◆ **YOUR GOAL**
From the entries below, please gather each line containing the string "battery".

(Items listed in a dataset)
· · · · · · ·
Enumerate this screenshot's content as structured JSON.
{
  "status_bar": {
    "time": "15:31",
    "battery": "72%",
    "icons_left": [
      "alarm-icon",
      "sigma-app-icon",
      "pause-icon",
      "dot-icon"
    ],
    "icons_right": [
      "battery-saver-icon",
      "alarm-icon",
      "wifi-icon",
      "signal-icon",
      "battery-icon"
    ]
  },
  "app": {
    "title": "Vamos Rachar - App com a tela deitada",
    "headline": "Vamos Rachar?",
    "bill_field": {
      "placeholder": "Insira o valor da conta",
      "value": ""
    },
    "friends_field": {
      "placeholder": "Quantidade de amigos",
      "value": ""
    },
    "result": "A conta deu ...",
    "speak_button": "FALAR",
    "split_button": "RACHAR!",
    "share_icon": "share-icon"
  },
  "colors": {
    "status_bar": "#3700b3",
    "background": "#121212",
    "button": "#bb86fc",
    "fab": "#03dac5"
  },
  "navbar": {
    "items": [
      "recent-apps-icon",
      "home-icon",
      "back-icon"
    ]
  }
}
· · · · · · ·
◆ **RESPONSE TO THE EXERCISE**
    "battery": "72%",
      "battery-saver-icon",
      "battery-icon"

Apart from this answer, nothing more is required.